----- Records for this exercise -----

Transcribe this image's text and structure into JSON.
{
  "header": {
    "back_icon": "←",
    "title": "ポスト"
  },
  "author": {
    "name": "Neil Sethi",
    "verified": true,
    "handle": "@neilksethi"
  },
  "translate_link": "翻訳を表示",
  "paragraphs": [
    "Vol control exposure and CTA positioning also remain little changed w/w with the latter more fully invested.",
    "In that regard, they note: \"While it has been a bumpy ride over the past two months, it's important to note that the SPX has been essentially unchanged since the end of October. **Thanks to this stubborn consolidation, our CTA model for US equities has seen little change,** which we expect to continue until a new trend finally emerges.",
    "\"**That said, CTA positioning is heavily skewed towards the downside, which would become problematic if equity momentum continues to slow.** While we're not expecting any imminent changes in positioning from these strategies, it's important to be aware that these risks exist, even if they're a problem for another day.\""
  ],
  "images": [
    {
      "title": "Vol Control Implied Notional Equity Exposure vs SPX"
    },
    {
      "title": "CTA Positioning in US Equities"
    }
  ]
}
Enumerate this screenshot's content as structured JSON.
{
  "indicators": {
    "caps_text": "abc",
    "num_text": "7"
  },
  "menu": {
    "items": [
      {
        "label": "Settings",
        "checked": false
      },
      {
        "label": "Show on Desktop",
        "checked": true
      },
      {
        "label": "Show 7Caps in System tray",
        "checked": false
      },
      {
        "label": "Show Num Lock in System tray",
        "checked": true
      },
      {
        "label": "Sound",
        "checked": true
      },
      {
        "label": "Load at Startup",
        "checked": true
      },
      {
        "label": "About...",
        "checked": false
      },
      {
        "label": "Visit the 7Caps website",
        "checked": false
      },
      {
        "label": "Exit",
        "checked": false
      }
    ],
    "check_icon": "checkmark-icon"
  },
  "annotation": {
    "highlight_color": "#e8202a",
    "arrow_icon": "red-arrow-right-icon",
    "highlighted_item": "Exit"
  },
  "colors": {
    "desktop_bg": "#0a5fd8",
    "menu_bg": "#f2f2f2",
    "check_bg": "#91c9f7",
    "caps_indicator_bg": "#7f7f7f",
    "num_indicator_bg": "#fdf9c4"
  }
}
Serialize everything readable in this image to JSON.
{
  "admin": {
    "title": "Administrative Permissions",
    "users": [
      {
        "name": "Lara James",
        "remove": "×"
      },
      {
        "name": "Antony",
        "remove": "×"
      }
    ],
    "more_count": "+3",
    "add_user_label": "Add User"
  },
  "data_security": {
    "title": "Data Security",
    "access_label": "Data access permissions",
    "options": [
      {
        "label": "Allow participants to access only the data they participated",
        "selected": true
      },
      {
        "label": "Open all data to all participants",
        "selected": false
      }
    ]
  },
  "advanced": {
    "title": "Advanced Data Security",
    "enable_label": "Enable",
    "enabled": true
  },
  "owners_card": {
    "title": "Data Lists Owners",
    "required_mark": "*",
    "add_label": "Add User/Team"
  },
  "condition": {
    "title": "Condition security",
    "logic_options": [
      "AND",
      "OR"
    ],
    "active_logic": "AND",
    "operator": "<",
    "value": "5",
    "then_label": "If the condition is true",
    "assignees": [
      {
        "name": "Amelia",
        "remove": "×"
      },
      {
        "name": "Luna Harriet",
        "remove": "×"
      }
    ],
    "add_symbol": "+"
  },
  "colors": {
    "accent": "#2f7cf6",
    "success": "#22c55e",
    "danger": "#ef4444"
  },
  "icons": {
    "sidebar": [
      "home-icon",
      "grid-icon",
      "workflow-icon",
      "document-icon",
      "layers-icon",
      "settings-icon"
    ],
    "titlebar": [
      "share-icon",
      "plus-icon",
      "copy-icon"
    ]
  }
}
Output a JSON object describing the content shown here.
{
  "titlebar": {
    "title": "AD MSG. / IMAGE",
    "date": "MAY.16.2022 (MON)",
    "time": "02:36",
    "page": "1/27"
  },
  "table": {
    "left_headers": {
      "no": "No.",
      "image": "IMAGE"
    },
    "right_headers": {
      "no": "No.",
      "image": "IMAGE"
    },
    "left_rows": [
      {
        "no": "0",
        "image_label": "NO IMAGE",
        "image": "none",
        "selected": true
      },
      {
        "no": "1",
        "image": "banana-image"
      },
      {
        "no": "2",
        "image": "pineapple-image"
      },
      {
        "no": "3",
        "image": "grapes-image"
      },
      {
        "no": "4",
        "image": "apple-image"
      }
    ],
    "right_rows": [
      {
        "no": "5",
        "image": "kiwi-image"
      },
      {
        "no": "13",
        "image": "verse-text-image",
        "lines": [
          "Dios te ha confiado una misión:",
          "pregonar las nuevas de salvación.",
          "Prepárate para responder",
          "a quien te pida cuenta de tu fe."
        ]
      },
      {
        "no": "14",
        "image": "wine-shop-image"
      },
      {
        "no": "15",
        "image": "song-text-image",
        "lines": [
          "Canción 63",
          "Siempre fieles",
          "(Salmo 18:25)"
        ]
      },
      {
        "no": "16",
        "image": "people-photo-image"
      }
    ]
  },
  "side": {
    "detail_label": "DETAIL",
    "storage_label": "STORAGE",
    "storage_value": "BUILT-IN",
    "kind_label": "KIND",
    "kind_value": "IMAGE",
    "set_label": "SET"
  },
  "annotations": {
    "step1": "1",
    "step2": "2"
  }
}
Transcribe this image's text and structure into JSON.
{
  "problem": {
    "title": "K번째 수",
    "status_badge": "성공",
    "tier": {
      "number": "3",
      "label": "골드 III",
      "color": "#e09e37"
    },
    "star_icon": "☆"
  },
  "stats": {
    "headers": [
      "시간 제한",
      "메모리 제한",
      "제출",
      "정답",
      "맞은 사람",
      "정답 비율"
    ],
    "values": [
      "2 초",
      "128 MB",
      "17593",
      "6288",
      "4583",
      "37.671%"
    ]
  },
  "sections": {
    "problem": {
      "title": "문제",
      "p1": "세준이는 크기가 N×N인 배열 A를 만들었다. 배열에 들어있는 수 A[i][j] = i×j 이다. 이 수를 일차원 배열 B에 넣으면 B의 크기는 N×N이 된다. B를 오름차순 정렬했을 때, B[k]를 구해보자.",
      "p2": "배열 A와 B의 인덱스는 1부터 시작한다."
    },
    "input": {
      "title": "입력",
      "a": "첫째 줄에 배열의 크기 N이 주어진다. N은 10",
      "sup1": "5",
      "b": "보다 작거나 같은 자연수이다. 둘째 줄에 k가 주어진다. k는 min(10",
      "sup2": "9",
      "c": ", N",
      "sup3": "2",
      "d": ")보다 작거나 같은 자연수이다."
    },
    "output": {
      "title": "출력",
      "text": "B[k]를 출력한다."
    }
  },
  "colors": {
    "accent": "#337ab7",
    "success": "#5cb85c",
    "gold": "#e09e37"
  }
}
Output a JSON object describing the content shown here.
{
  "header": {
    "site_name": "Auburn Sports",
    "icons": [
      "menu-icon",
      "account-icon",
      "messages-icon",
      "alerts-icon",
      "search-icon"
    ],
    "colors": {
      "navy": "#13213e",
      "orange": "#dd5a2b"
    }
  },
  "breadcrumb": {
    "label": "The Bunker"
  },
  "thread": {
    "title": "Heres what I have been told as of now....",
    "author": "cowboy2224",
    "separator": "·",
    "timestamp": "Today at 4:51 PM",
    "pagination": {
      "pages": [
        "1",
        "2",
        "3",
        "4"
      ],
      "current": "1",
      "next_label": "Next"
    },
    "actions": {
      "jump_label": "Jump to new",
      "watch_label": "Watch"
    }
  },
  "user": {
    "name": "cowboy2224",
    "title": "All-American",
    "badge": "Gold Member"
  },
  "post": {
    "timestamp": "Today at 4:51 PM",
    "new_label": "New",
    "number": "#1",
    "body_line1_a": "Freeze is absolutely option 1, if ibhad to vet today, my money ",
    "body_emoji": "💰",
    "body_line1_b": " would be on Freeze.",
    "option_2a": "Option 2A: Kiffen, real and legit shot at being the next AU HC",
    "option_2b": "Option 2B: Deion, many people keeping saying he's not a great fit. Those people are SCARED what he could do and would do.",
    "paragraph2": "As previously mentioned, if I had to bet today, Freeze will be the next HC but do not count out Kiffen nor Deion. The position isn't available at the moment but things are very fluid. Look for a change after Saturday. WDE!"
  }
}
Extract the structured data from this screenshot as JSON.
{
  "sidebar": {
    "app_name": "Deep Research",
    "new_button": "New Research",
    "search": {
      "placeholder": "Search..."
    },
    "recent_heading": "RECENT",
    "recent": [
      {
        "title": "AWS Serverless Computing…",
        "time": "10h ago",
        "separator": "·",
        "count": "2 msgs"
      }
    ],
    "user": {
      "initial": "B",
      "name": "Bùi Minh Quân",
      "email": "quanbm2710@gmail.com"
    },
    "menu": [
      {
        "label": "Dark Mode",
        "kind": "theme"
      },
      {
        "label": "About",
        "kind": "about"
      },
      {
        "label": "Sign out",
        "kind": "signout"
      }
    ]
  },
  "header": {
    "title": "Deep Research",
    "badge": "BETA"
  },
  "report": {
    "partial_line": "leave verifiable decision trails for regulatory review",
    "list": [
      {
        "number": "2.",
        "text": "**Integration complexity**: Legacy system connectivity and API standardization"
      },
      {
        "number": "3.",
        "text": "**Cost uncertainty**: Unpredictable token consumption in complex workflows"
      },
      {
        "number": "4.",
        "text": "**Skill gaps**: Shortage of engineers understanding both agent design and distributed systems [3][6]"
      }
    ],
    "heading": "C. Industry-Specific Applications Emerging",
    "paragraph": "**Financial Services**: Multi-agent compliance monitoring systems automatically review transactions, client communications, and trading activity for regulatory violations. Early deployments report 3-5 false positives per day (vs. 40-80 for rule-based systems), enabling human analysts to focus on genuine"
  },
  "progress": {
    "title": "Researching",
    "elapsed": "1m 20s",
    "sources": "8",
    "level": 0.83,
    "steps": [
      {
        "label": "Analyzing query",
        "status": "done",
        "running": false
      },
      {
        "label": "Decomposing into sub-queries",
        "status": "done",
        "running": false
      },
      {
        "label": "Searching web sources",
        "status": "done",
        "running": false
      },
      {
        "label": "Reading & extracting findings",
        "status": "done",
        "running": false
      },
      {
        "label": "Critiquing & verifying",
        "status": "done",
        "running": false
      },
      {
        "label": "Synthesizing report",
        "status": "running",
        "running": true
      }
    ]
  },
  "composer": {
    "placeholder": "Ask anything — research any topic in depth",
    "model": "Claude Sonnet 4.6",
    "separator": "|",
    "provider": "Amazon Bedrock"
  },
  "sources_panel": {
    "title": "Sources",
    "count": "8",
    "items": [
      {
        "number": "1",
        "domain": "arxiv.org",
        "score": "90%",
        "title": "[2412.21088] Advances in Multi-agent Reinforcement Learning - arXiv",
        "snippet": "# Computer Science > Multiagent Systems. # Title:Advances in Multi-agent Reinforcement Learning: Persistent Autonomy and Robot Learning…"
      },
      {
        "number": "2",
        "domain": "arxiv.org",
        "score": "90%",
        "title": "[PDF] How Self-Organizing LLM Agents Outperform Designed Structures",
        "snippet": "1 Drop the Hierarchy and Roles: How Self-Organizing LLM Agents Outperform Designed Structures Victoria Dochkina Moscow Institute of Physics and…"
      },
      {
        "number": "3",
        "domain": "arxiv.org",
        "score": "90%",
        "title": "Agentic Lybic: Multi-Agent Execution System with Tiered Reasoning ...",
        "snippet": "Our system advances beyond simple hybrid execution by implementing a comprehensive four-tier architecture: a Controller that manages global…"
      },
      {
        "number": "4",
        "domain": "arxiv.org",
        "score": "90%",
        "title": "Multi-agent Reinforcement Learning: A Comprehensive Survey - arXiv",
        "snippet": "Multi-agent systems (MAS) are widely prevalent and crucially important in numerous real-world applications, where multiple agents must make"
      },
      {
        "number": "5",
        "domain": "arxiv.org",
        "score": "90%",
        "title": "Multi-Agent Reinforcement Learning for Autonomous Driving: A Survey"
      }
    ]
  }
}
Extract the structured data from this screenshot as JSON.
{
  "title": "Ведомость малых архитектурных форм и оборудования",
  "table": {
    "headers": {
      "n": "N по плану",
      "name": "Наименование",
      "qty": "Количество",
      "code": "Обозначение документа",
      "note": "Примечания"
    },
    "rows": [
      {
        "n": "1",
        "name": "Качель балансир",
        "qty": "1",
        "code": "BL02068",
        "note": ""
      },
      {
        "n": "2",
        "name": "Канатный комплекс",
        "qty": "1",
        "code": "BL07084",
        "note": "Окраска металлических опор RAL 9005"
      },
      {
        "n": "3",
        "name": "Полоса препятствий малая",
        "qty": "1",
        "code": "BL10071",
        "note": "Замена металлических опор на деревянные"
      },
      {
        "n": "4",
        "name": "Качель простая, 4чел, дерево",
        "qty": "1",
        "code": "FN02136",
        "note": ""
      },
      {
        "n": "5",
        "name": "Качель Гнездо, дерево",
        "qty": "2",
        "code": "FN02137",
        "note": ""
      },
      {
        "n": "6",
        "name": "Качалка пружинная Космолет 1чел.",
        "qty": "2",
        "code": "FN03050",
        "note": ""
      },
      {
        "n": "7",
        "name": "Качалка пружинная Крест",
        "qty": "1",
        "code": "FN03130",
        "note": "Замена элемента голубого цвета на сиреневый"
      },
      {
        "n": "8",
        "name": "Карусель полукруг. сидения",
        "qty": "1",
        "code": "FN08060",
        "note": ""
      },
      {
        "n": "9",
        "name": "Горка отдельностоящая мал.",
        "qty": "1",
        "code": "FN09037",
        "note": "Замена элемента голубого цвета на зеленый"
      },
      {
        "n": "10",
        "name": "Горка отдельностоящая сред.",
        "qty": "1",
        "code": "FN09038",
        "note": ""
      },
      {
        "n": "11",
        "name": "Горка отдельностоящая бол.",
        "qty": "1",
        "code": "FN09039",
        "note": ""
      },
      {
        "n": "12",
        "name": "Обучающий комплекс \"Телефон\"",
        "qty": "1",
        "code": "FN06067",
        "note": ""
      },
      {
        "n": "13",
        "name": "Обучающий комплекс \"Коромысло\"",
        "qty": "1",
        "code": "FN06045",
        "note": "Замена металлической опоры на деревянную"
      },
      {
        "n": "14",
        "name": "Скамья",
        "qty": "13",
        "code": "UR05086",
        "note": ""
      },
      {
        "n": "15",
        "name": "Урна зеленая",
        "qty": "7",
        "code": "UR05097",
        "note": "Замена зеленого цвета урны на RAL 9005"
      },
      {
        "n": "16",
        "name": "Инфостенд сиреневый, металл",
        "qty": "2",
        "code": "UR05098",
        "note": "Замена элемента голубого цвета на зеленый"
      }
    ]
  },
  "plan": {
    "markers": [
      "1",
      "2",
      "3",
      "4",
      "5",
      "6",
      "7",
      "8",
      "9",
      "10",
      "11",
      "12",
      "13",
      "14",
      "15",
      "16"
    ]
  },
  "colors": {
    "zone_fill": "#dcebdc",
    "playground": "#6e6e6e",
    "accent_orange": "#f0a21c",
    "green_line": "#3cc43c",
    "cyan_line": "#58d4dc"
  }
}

-----

Exercise details:
Search the data above for the word "they", then gather each line in which it appears.

Output below:
    "In that regard, they note: \"While it has been a bumpy ride over the past two months, it's important to note that the SPX has been essentially unchanged since the end of October. **Thanks to this stubborn consolidation, our CTA model for US equities has seen little change,** which we expect to continue until a new trend finally emerges.",
    "\"**That said, CTA positioning is heavily skewed towards the downside, which would become problematic if equity momentum continues to slow.** While we're not expecting any imminent changes in positioning from these strategies, it's important to be aware that these risks exist, even if they're a problem for another day.\""
        "label": "Allow participants to access only the data they participated",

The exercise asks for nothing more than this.